● **GOAL**
Reproduce the part of the records that opens with the line containing "UI element localization: list" and closes with the line containing "bar-row [313,7,1062,56]", both lines included, and leave the pictures out of your answer.
== DATA RECORDS
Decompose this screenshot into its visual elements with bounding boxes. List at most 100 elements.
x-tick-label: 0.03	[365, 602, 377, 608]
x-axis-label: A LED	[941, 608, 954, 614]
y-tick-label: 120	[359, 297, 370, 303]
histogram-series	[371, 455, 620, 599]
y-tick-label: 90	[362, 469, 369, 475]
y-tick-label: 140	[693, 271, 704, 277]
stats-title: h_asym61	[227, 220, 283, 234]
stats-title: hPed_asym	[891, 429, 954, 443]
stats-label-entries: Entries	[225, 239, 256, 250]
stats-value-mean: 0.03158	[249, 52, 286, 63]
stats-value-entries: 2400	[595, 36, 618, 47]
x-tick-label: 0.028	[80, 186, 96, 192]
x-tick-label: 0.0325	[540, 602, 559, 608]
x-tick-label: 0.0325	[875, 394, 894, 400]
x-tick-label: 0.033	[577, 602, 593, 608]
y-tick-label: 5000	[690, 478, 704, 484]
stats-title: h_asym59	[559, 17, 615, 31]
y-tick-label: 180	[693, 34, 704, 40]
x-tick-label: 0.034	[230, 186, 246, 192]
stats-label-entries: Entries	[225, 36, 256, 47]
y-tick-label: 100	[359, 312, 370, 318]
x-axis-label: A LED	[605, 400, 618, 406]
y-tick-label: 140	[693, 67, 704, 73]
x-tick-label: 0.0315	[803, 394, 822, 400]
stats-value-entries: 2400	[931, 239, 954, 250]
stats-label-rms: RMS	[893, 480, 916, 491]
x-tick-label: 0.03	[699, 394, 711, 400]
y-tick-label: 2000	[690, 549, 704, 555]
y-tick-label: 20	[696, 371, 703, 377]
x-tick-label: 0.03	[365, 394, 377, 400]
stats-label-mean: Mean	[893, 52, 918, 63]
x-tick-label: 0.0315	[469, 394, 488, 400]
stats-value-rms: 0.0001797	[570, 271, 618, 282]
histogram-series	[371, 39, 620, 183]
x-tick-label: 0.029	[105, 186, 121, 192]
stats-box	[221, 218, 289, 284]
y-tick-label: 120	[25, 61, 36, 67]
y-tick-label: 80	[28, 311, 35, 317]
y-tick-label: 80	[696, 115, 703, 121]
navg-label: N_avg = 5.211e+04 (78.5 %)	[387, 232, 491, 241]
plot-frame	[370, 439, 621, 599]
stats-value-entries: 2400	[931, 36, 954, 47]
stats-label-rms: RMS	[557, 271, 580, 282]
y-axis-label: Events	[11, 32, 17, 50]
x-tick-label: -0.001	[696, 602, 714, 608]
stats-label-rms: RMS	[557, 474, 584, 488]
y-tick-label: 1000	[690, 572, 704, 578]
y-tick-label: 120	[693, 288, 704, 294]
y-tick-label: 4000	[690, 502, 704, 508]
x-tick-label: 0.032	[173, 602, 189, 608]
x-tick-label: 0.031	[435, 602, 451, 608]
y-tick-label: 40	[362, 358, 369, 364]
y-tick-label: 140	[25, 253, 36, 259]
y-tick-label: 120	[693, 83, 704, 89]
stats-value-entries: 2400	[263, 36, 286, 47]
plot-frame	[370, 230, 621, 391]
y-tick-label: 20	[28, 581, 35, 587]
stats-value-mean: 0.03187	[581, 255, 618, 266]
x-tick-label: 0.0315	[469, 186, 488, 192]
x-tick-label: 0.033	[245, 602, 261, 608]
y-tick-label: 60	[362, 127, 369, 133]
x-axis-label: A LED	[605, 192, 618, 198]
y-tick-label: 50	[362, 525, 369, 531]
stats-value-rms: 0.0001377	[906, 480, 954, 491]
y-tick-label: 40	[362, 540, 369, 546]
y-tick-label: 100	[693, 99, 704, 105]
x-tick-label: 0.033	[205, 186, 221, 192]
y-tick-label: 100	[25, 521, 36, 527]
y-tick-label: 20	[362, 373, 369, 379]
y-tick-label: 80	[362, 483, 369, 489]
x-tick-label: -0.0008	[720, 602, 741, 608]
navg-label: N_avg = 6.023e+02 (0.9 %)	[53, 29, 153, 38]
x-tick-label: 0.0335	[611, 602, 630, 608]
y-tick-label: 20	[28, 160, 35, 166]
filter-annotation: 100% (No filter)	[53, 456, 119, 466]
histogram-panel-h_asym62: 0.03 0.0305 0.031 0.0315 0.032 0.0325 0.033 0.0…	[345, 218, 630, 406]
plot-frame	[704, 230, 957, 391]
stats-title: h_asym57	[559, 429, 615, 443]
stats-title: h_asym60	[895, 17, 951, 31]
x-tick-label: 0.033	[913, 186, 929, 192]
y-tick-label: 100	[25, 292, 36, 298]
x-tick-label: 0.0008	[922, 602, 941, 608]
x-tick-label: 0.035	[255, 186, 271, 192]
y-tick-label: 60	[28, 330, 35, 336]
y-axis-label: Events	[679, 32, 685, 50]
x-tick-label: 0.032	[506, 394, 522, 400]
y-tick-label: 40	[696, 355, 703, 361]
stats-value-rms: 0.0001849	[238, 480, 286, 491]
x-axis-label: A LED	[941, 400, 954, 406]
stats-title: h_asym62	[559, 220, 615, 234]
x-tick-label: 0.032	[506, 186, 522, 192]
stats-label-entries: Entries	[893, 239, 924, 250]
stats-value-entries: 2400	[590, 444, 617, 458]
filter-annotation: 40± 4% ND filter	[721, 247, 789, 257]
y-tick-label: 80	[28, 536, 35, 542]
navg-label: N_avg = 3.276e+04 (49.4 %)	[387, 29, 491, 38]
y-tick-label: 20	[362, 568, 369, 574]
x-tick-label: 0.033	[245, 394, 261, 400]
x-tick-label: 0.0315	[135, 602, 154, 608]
====
== DATA RECORDS
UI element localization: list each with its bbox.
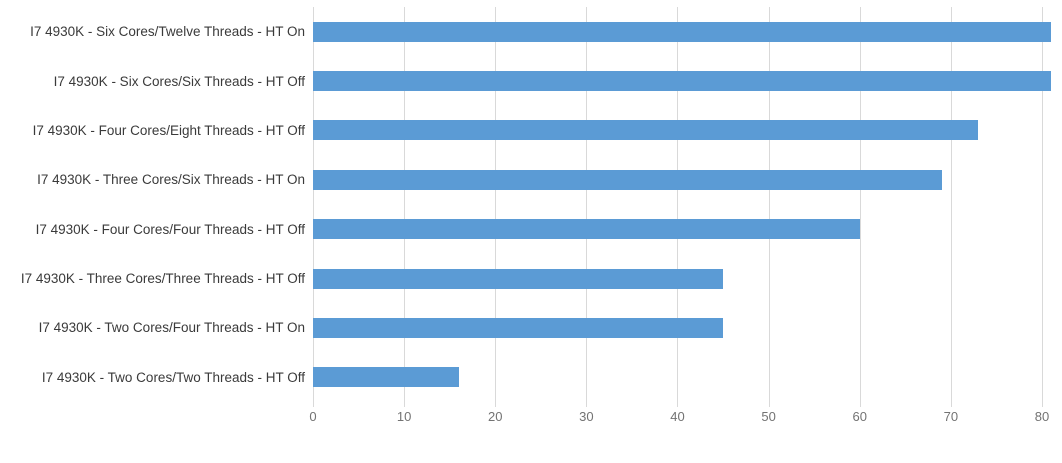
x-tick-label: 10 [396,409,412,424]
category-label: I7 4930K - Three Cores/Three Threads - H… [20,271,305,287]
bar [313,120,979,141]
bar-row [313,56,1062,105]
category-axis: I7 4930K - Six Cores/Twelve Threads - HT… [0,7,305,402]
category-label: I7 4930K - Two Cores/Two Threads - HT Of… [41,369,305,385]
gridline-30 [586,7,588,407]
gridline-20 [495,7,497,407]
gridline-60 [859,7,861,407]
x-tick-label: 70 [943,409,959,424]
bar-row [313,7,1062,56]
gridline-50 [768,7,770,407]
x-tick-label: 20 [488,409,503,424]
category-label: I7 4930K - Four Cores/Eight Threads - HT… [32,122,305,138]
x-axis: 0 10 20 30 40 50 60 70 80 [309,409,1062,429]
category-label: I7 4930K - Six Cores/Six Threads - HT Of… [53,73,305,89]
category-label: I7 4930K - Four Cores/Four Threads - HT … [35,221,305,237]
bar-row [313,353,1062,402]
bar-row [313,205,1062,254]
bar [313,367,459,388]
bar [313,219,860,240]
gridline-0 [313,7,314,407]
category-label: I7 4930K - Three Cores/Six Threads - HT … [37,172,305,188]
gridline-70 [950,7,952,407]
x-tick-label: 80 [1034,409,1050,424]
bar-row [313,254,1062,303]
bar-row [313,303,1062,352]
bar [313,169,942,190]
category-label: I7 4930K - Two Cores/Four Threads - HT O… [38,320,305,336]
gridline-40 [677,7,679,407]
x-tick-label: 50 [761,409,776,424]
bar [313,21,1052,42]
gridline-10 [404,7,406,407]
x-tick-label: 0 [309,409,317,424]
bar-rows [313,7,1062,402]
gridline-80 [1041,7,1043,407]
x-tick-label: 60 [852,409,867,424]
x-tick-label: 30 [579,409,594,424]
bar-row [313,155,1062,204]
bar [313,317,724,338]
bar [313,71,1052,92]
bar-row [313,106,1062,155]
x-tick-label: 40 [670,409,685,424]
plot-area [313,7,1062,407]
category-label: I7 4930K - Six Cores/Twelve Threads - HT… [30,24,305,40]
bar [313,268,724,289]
====
== DATA RECORDS
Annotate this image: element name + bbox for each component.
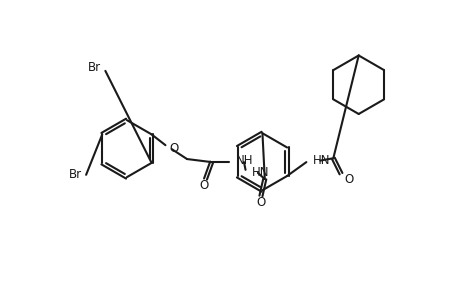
====
● **SOLVED PROBLEM**
UI element localization: list each with its bbox.
x-tick-label: 10 [396,409,412,424]
category-label: I7 4930K - Three Cores/Three Threads - H… [20,271,305,287]
bar [313,120,979,141]
bar-row [313,56,1062,105]
category-axis: I7 4930K - Six Cores/Twelve Threads - HT… [0,7,305,402]
category-label: I7 4930K - Two Cores/Two Threads - HT Of… [41,369,305,385]
gridline-30 [586,7,588,407]
gridline-20 [495,7,497,407]
gridline-60 [859,7,861,407]
x-tick-label: 70 [943,409,959,424]
bar-row [313,7,1062,56]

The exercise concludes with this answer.